**Raw records**
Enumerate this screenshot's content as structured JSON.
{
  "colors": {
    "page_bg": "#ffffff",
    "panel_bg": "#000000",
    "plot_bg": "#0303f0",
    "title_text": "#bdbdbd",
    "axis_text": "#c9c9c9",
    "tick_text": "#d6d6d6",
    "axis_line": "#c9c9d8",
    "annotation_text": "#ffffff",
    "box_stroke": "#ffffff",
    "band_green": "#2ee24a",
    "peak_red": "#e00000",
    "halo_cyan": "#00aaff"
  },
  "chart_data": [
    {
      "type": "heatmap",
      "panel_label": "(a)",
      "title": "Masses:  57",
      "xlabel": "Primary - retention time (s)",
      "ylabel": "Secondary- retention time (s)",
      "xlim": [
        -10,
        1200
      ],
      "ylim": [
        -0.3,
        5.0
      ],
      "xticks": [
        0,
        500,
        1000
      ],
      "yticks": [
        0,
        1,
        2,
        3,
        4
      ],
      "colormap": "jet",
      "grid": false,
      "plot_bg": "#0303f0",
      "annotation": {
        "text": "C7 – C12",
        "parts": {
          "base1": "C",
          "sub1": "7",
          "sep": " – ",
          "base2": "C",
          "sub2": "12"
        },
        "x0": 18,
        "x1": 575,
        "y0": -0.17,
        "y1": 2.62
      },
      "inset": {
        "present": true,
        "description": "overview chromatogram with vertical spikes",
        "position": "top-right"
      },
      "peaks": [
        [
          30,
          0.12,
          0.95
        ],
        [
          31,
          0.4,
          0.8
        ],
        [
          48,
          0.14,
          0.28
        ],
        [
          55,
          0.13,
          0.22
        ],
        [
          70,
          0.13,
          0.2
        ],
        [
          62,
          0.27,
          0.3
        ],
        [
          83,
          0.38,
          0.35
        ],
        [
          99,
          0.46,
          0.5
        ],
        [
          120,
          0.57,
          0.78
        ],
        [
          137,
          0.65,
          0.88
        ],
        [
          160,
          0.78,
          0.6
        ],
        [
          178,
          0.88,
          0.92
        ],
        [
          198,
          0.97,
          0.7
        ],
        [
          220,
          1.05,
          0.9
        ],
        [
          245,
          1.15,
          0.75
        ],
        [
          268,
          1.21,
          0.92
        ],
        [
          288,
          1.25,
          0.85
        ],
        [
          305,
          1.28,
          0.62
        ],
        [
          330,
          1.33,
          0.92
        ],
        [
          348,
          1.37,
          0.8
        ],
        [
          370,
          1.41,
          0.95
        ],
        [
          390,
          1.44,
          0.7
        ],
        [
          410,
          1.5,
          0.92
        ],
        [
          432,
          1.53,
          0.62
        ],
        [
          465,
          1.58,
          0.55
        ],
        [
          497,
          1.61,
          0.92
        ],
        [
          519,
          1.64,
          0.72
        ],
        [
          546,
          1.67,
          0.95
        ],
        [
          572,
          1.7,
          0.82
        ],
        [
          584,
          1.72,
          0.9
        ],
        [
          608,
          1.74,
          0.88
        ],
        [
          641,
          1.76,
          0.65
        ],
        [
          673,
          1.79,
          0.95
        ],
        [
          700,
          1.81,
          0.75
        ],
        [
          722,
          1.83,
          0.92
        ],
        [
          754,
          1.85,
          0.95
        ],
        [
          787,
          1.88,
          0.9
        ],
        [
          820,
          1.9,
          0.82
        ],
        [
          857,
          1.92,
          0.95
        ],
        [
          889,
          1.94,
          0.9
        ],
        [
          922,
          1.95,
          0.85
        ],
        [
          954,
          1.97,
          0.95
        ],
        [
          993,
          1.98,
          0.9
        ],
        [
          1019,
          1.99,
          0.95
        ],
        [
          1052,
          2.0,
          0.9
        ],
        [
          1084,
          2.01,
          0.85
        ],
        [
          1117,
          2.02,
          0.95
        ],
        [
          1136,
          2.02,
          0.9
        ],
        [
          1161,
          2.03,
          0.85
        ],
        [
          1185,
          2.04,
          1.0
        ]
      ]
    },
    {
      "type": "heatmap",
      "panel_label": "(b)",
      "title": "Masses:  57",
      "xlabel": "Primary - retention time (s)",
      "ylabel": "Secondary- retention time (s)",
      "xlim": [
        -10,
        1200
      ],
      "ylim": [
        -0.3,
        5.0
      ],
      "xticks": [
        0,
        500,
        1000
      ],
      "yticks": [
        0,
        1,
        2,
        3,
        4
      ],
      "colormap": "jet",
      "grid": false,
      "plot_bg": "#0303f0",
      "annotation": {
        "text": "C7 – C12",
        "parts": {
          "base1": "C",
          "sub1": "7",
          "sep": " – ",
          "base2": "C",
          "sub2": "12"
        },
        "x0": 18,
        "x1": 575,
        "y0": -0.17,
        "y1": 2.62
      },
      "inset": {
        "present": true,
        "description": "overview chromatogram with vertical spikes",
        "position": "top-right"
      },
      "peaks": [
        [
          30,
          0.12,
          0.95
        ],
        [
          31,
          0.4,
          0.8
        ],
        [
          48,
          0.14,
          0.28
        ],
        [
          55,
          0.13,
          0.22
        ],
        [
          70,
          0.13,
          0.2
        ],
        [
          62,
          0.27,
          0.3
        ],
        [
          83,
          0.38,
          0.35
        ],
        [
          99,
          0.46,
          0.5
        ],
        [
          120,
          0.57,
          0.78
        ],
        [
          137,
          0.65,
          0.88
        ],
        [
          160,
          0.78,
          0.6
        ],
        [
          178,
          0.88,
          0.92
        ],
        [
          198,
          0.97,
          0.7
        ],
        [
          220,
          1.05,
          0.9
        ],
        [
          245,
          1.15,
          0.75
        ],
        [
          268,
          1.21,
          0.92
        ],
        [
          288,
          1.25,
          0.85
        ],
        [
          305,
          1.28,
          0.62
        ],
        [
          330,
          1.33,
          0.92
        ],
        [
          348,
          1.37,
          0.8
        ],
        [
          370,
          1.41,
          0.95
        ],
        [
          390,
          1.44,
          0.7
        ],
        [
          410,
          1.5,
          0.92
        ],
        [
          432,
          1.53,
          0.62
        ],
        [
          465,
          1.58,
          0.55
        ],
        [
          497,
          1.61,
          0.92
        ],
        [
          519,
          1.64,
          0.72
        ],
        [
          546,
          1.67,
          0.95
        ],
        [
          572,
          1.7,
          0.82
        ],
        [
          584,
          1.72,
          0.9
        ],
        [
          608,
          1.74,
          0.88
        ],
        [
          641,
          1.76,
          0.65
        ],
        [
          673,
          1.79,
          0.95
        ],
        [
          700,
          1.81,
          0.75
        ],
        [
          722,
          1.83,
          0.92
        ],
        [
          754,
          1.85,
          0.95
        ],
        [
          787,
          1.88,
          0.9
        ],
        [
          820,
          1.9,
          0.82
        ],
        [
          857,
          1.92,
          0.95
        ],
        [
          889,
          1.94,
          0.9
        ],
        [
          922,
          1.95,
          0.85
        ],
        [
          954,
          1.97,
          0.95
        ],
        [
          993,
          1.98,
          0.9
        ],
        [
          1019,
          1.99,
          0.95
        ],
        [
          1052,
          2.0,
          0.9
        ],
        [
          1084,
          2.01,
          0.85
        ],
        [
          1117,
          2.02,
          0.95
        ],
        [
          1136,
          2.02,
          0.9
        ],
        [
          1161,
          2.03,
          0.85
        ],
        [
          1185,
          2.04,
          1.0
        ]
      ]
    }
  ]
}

**The task**
Quote every line of the data, word for word.

**Finished answer**
Enumerate this screenshot's content as structured JSON.
{
  "colors": {
    "page_bg": "#ffffff",
    "panel_bg": "#000000",
    "plot_bg": "#0303f0",
    "title_text": "#bdbdbd",
    "axis_text": "#c9c9c9",
    "tick_text": "#d6d6d6",
    "axis_line": "#c9c9d8",
    "annotation_text": "#ffffff",
    "box_stroke": "#ffffff",
    "band_green": "#2ee24a",
    "peak_red": "#e00000",
    "halo_cyan": "#00aaff"
  },
  "chart_data": [
    {
      "type": "heatmap",
      "panel_label": "(a)",
      "title": "Masses:  57",
      "xlabel": "Primary - retention time (s)",
      "ylabel": "Secondary- retention time (s)",
      "xlim": [
        -10,
        1200
      ],
      "ylim": [
        -0.3,
        5.0
      ],
      "xticks": [
        0,
        500,
        1000
      ],
      "yticks": [
        0,
        1,
        2,
        3,
        4
      ],
      "colormap": "jet",
      "grid": false,
      "plot_bg": "#0303f0",
      "annotation": {
        "text": "C7 – C12",
        "parts": {
          "base1": "C",
          "sub1": "7",
          "sep": " – ",
          "base2": "C",
          "sub2": "12"
        },
        "x0": 18,
        "x1": 575,
        "y0": -0.17,
        "y1": 2.62
      },
      "inset": {
        "present": true,
        "description": "overview chromatogram with vertical spikes",
        "position": "top-right"
      },
      "peaks": [
        [
          30,
          0.12,
          0.95
        ],
        [
          31,
          0.4,
          0.8
        ],
        [
          48,
          0.14,
          0.28
        ],
        [
          55,
          0.13,
          0.22
        ],
        [
          70,
          0.13,
          0.2
        ],
        [
          62,
          0.27,
          0.3
        ],
        [
          83,
          0.38,
          0.35
        ],
        [
          99,
          0.46,
          0.5
        ],
        [
          120,
          0.57,
          0.78
        ],
        [
          137,
          0.65,
          0.88
        ],
        [
          160,
          0.78,
          0.6
        ],
        [
          178,
          0.88,
          0.92
        ],
        [
          198,
          0.97,
          0.7
        ],
        [
          220,
          1.05,
          0.9
        ],
        [
          245,
          1.15,
          0.75
        ],
        [
          268,
          1.21,
          0.92
        ],
        [
          288,
          1.25,
          0.85
        ],
        [
          305,
          1.28,
          0.62
        ],
        [
          330,
          1.33,
          0.92
        ],
        [
          348,
          1.37,
          0.8
        ],
        [
          370,
          1.41,
          0.95
        ],
        [
          390,
          1.44,
          0.7
        ],
        [
          410,
          1.5,
          0.92
        ],
        [
          432,
          1.53,
          0.62
        ],
        [
          465,
          1.58,
          0.55
        ],
        [
          497,
          1.61,
          0.92
        ],
        [
          519,
          1.64,
          0.72
        ],
        [
          546,
          1.67,
          0.95
        ],
        [
          572,
          1.7,
          0.82
        ],
        [
          584,
          1.72,
          0.9
        ],
        [
          608,
          1.74,
          0.88
        ],
        [
          641,
          1.76,
          0.65
        ],
        [
          673,
          1.79,
          0.95
        ],
        [
          700,
          1.81,
          0.75
        ],
        [
          722,
          1.83,
          0.92
        ],
        [
          754,
          1.85,
          0.95
        ],
        [
          787,
          1.88,
          0.9
        ],
        [
          820,
          1.9,
          0.82
        ],
        [
          857,
          1.92,
          0.95
        ],
        [
          889,
          1.94,
          0.9
        ],
        [
          922,
          1.95,
          0.85
        ],
        [
          954,
          1.97,
          0.95
        ],
        [
          993,
          1.98,
          0.9
        ],
        [
          1019,
          1.99,
          0.95
        ],
        [
          1052,
          2.0,
          0.9
        ],
        [
          1084,
          2.01,
          0.85
        ],
        [
          1117,
          2.02,
          0.95
        ],
        [
          1136,
          2.02,
          0.9
        ],
        [
          1161,
          2.03,
          0.85
        ],
        [
          1185,
          2.04,
          1.0
        ]
      ]
    },
    {
      "type": "heatmap",
      "panel_label": "(b)",
      "title": "Masses:  57",
      "xlabel": "Primary - retention time (s)",
      "ylabel": "Secondary- retention time (s)",
      "xlim": [
        -10,
        1200
      ],
      "ylim": [
        -0.3,
        5.0
      ],
      "xticks": [
        0,
        500,
        1000
      ],
      "yticks": [
        0,
        1,
        2,
        3,
        4
      ],
      "colormap": "jet",
      "grid": false,
      "plot_bg": "#0303f0",
      "annotation": {
        "text": "C7 – C12",
        "parts": {
          "base1": "C",
          "sub1": "7",
          "sep": " – ",
          "base2": "C",
          "sub2": "12"
        },
        "x0": 18,
        "x1": 575,
        "y0": -0.17,
        "y1": 2.62
      },
      "inset": {
        "present": true,
        "description": "overview chromatogram with vertical spikes",
        "position": "top-right"
      },
      "peaks": [
        [
          30,
          0.12,
          0.95
        ],
        [
          31,
          0.4,
          0.8
        ],
        [
          48,
          0.14,
          0.28
        ],
        [
          55,
          0.13,
          0.22
        ],
        [
          70,
          0.13,
          0.2
        ],
        [
          62,
          0.27,
          0.3
        ],
        [
          83,
          0.38,
          0.35
        ],
        [
          99,
          0.46,
          0.5
        ],
        [
          120,
          0.57,
          0.78
        ],
        [
          137,
          0.65,
          0.88
        ],
        [
          160,
          0.78,
          0.6
        ],
        [
          178,
          0.88,
          0.92
        ],
        [
          198,
          0.97,
          0.7
        ],
        [
          220,
          1.05,
          0.9
        ],
        [
          245,
          1.15,
          0.75
        ],
        [
          268,
          1.21,
          0.92
        ],
        [
          288,
          1.25,
          0.85
        ],
        [
          305,
          1.28,
          0.62
        ],
        [
          330,
          1.33,
          0.92
        ],
        [
          348,
          1.37,
          0.8
        ],
        [
          370,
          1.41,
          0.95
        ],
        [
          390,
          1.44,
          0.7
        ],
        [
          410,
          1.5,
          0.92
        ],
        [
          432,
          1.53,
          0.62
        ],
        [
          465,
          1.58,
          0.55
        ],
        [
          497,
          1.61,
          0.92
        ],
        [
          519,
          1.64,
          0.72
        ],
        [
          546,
          1.67,
          0.95
        ],
        [
          572,
          1.7,
          0.82
        ],
        [
          584,
          1.72,
          0.9
        ],
        [
          608,
          1.74,
          0.88
        ],
        [
          641,
          1.76,
          0.65
        ],
        [
          673,
          1.79,
          0.95
        ],
        [
          700,
          1.81,
          0.75
        ],
        [
          722,
          1.83,
          0.92
        ],
        [
          754,
          1.85,
          0.95
        ],
        [
          787,
          1.88,
          0.9
        ],
        [
          820,
          1.9,
          0.82
        ],
        [
          857,
          1.92,
          0.95
        ],
        [
          889,
          1.94,
          0.9
        ],
        [
          922,
          1.95,
          0.85
        ],
        [
          954,
          1.97,
          0.95
        ],
        [
          993,
          1.98,
          0.9
        ],
        [
          1019,
          1.99,
          0.95
        ],
        [
          1052,
          2.0,
          0.9
        ],
        [
          1084,
          2.01,
          0.85
        ],
        [
          1117,
          2.02,
          0.95
        ],
        [
          1136,
          2.02,
          0.9
        ],
        [
          1161,
          2.03,
          0.85
        ],
        [
          1185,
          2.04,
          1.0
        ]
      ]
    }
  ]
}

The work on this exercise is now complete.